Structured figure records
***

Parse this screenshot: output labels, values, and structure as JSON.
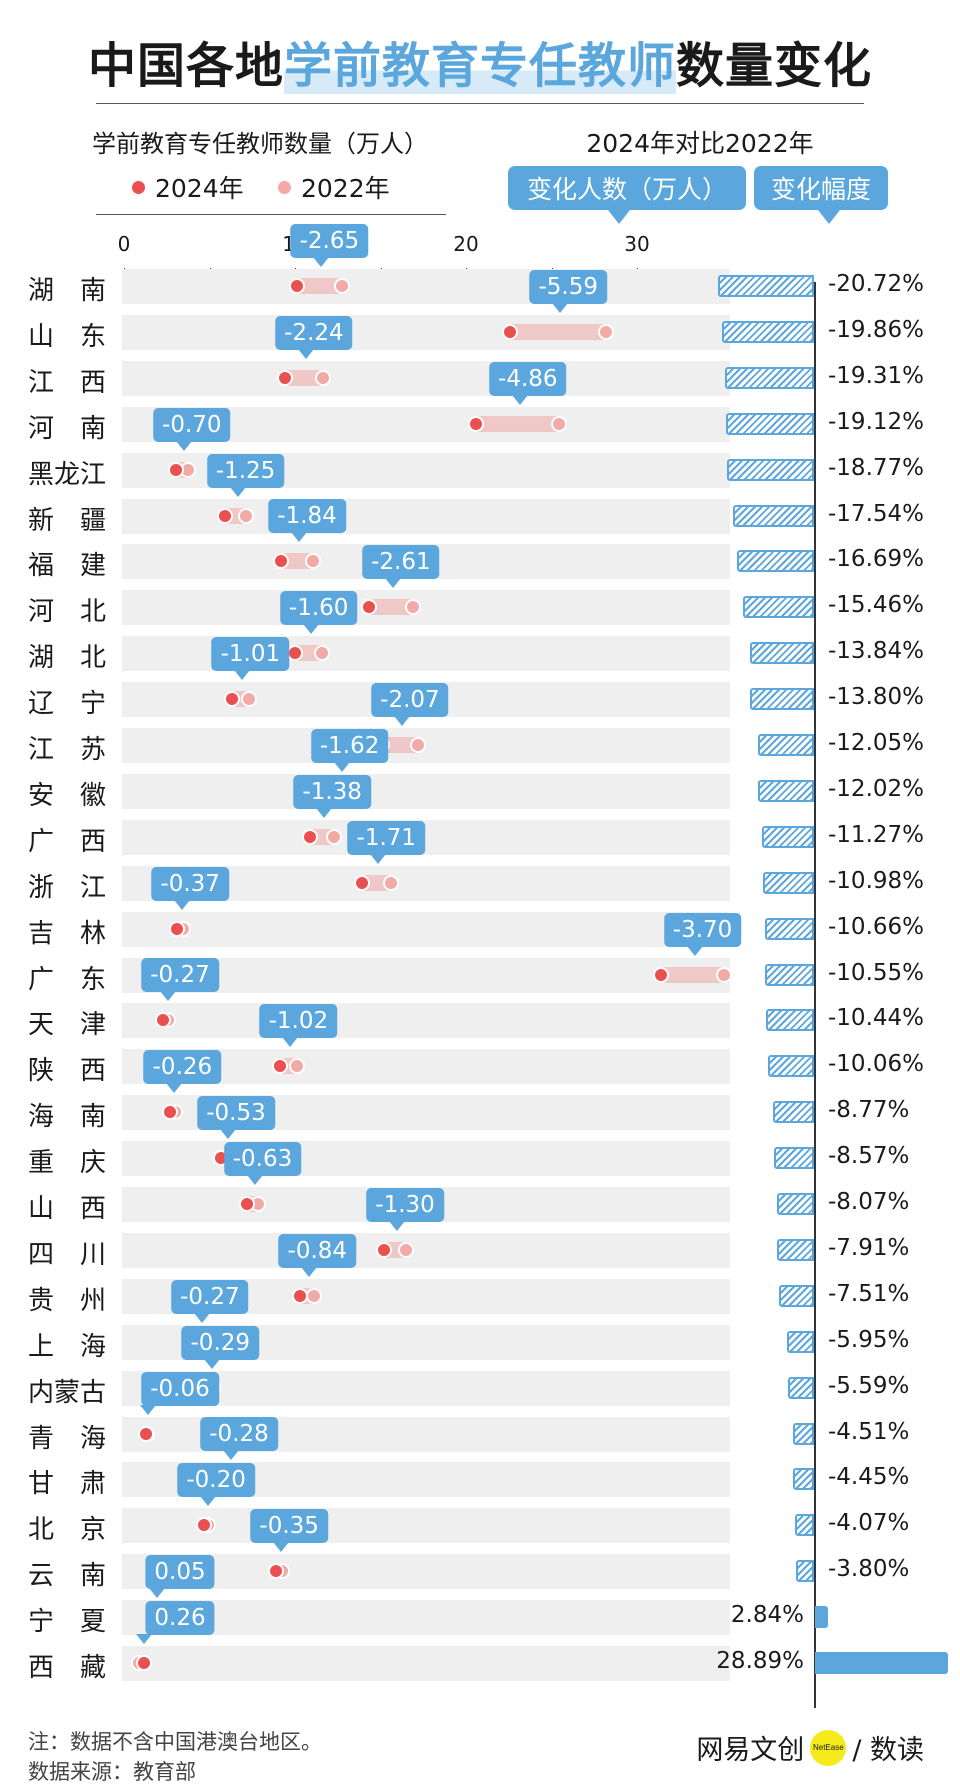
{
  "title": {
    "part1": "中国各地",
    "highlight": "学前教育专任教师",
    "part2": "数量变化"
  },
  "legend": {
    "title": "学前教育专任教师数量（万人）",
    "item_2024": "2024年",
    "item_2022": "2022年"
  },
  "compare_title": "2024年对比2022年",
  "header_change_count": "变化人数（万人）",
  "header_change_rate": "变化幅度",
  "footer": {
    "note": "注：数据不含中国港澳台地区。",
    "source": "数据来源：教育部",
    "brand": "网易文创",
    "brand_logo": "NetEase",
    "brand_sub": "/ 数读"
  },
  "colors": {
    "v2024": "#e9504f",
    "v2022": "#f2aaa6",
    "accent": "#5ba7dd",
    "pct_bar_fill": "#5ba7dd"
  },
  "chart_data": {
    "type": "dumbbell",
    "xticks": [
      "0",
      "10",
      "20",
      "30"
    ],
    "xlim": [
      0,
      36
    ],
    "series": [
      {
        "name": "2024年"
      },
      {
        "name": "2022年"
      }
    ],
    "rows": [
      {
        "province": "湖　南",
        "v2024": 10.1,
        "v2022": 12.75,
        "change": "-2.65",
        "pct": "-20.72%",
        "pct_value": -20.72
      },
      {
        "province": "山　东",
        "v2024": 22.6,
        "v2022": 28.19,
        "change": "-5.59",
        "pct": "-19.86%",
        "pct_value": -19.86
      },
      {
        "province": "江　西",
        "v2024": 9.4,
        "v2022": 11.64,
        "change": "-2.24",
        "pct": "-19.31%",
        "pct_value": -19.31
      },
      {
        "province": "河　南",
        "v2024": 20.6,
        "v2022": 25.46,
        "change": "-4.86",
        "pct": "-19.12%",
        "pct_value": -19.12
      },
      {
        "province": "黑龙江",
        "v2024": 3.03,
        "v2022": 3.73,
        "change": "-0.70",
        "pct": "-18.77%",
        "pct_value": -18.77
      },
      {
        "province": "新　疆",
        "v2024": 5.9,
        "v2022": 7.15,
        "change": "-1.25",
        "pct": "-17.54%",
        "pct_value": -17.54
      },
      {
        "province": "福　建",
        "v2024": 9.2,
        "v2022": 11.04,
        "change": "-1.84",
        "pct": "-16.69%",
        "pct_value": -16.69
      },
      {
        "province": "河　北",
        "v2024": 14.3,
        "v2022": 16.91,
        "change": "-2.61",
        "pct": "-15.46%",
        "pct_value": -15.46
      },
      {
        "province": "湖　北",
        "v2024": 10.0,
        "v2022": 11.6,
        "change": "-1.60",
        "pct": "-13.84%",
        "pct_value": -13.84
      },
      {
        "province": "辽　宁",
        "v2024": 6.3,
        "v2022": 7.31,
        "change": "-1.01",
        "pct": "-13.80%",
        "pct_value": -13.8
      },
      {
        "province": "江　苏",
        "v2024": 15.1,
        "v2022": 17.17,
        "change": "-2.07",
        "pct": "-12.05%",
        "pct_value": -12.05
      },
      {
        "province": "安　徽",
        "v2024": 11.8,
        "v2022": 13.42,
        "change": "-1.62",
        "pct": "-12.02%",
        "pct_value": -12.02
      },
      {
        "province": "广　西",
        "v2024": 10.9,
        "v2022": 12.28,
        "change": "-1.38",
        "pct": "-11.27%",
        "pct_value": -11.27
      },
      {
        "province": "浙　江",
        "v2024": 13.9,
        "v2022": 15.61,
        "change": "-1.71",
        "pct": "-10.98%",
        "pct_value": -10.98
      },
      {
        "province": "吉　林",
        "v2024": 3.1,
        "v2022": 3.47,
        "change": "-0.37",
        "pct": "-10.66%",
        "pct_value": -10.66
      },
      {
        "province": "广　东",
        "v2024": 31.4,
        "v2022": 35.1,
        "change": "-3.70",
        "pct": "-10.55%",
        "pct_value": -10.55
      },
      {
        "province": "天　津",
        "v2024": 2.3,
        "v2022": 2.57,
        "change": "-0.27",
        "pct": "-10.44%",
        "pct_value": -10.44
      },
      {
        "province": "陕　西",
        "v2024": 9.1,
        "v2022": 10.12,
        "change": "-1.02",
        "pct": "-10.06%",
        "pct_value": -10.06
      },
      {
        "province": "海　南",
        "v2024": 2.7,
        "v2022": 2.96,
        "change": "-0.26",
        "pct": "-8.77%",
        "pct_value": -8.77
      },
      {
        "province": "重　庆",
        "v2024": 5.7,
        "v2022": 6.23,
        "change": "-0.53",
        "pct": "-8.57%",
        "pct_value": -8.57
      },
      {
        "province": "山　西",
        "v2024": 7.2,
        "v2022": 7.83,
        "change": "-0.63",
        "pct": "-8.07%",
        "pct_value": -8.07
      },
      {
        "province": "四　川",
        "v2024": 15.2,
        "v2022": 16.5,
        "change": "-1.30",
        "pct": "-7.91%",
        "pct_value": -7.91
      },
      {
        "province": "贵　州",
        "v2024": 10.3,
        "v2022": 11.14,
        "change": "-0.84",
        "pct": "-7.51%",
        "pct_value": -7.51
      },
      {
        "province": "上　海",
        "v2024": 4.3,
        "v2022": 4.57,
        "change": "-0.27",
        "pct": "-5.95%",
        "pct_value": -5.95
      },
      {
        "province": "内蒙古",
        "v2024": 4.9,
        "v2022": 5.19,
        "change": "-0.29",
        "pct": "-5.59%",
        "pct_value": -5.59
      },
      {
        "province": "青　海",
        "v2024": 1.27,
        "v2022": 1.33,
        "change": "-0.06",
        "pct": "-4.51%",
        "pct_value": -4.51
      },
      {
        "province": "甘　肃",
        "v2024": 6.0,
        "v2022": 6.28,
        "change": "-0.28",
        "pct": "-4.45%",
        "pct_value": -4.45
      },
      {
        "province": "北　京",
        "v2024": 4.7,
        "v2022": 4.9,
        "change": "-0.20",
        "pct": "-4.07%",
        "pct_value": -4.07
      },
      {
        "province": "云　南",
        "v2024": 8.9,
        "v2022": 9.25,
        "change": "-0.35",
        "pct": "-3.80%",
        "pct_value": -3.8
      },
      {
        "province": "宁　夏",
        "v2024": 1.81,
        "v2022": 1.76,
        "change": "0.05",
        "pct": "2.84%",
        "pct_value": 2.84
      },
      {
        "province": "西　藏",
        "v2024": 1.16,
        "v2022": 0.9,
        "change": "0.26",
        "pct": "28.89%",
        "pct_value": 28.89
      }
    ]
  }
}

***

### WHAT YOU ARE ASKED TO DO
All the records above need to be given again word for word. Skip the pictures.

### SOLUTION TO THIS PROBLEM
Parse this screenshot: output labels, values, and structure as JSON.
{
  "title": {
    "part1": "中国各地",
    "highlight": "学前教育专任教师",
    "part2": "数量变化"
  },
  "legend": {
    "title": "学前教育专任教师数量（万人）",
    "item_2024": "2024年",
    "item_2022": "2022年"
  },
  "compare_title": "2024年对比2022年",
  "header_change_count": "变化人数（万人）",
  "header_change_rate": "变化幅度",
  "footer": {
    "note": "注：数据不含中国港澳台地区。",
    "source": "数据来源：教育部",
    "brand": "网易文创",
    "brand_logo": "NetEase",
    "brand_sub": "/ 数读"
  },
  "colors": {
    "v2024": "#e9504f",
    "v2022": "#f2aaa6",
    "accent": "#5ba7dd",
    "pct_bar_fill": "#5ba7dd"
  },
  "chart_data": {
    "type": "dumbbell",
    "xticks": [
      "0",
      "10",
      "20",
      "30"
    ],
    "xlim": [
      0,
      36
    ],
    "series": [
      {
        "name": "2024年"
      },
      {
        "name": "2022年"
      }
    ],
    "rows": [
      {
        "province": "湖　南",
        "v2024": 10.1,
        "v2022": 12.75,
        "change": "-2.65",
        "pct": "-20.72%",
        "pct_value": -20.72
      },
      {
        "province": "山　东",
        "v2024": 22.6,
        "v2022": 28.19,
        "change": "-5.59",
        "pct": "-19.86%",
        "pct_value": -19.86
      },
      {
        "province": "江　西",
        "v2024": 9.4,
        "v2022": 11.64,
        "change": "-2.24",
        "pct": "-19.31%",
        "pct_value": -19.31
      },
      {
        "province": "河　南",
        "v2024": 20.6,
        "v2022": 25.46,
        "change": "-4.86",
        "pct": "-19.12%",
        "pct_value": -19.12
      },
      {
        "province": "黑龙江",
        "v2024": 3.03,
        "v2022": 3.73,
        "change": "-0.70",
        "pct": "-18.77%",
        "pct_value": -18.77
      },
      {
        "province": "新　疆",
        "v2024": 5.9,
        "v2022": 7.15,
        "change": "-1.25",
        "pct": "-17.54%",
        "pct_value": -17.54
      },
      {
        "province": "福　建",
        "v2024": 9.2,
        "v2022": 11.04,
        "change": "-1.84",
        "pct": "-16.69%",
        "pct_value": -16.69
      },
      {
        "province": "河　北",
        "v2024": 14.3,
        "v2022": 16.91,
        "change": "-2.61",
        "pct": "-15.46%",
        "pct_value": -15.46
      },
      {
        "province": "湖　北",
        "v2024": 10.0,
        "v2022": 11.6,
        "change": "-1.60",
        "pct": "-13.84%",
        "pct_value": -13.84
      },
      {
        "province": "辽　宁",
        "v2024": 6.3,
        "v2022": 7.31,
        "change": "-1.01",
        "pct": "-13.80%",
        "pct_value": -13.8
      },
      {
        "province": "江　苏",
        "v2024": 15.1,
        "v2022": 17.17,
        "change": "-2.07",
        "pct": "-12.05%",
        "pct_value": -12.05
      },
      {
        "province": "安　徽",
        "v2024": 11.8,
        "v2022": 13.42,
        "change": "-1.62",
        "pct": "-12.02%",
        "pct_value": -12.02
      },
      {
        "province": "广　西",
        "v2024": 10.9,
        "v2022": 12.28,
        "change": "-1.38",
        "pct": "-11.27%",
        "pct_value": -11.27
      },
      {
        "province": "浙　江",
        "v2024": 13.9,
        "v2022": 15.61,
        "change": "-1.71",
        "pct": "-10.98%",
        "pct_value": -10.98
      },
      {
        "province": "吉　林",
        "v2024": 3.1,
        "v2022": 3.47,
        "change": "-0.37",
        "pct": "-10.66%",
        "pct_value": -10.66
      },
      {
        "province": "广　东",
        "v2024": 31.4,
        "v2022": 35.1,
        "change": "-3.70",
        "pct": "-10.55%",
        "pct_value": -10.55
      },
      {
        "province": "天　津",
        "v2024": 2.3,
        "v2022": 2.57,
        "change": "-0.27",
        "pct": "-10.44%",
        "pct_value": -10.44
      },
      {
        "province": "陕　西",
        "v2024": 9.1,
        "v2022": 10.12,
        "change": "-1.02",
        "pct": "-10.06%",
        "pct_value": -10.06
      },
      {
        "province": "海　南",
        "v2024": 2.7,
        "v2022": 2.96,
        "change": "-0.26",
        "pct": "-8.77%",
        "pct_value": -8.77
      },
      {
        "province": "重　庆",
        "v2024": 5.7,
        "v2022": 6.23,
        "change": "-0.53",
        "pct": "-8.57%",
        "pct_value": -8.57
      },
      {
        "province": "山　西",
        "v2024": 7.2,
        "v2022": 7.83,
        "change": "-0.63",
        "pct": "-8.07%",
        "pct_value": -8.07
      },
      {
        "province": "四　川",
        "v2024": 15.2,
        "v2022": 16.5,
        "change": "-1.30",
        "pct": "-7.91%",
        "pct_value": -7.91
      },
      {
        "province": "贵　州",
        "v2024": 10.3,
        "v2022": 11.14,
        "change": "-0.84",
        "pct": "-7.51%",
        "pct_value": -7.51
      },
      {
        "province": "上　海",
        "v2024": 4.3,
        "v2022": 4.57,
        "change": "-0.27",
        "pct": "-5.95%",
        "pct_value": -5.95
      },
      {
        "province": "内蒙古",
        "v2024": 4.9,
        "v2022": 5.19,
        "change": "-0.29",
        "pct": "-5.59%",
        "pct_value": -5.59
      },
      {
        "province": "青　海",
        "v2024": 1.27,
        "v2022": 1.33,
        "change": "-0.06",
        "pct": "-4.51%",
        "pct_value": -4.51
      },
      {
        "province": "甘　肃",
        "v2024": 6.0,
        "v2022": 6.28,
        "change": "-0.28",
        "pct": "-4.45%",
        "pct_value": -4.45
      },
      {
        "province": "北　京",
        "v2024": 4.7,
        "v2022": 4.9,
        "change": "-0.20",
        "pct": "-4.07%",
        "pct_value": -4.07
      },
      {
        "province": "云　南",
        "v2024": 8.9,
        "v2022": 9.25,
        "change": "-0.35",
        "pct": "-3.80%",
        "pct_value": -3.8
      },
      {
        "province": "宁　夏",
        "v2024": 1.81,
        "v2022": 1.76,
        "change": "0.05",
        "pct": "2.84%",
        "pct_value": 2.84
      },
      {
        "province": "西　藏",
        "v2024": 1.16,
        "v2022": 0.9,
        "change": "0.26",
        "pct": "28.89%",
        "pct_value": 28.89
      }
    ]
  }
}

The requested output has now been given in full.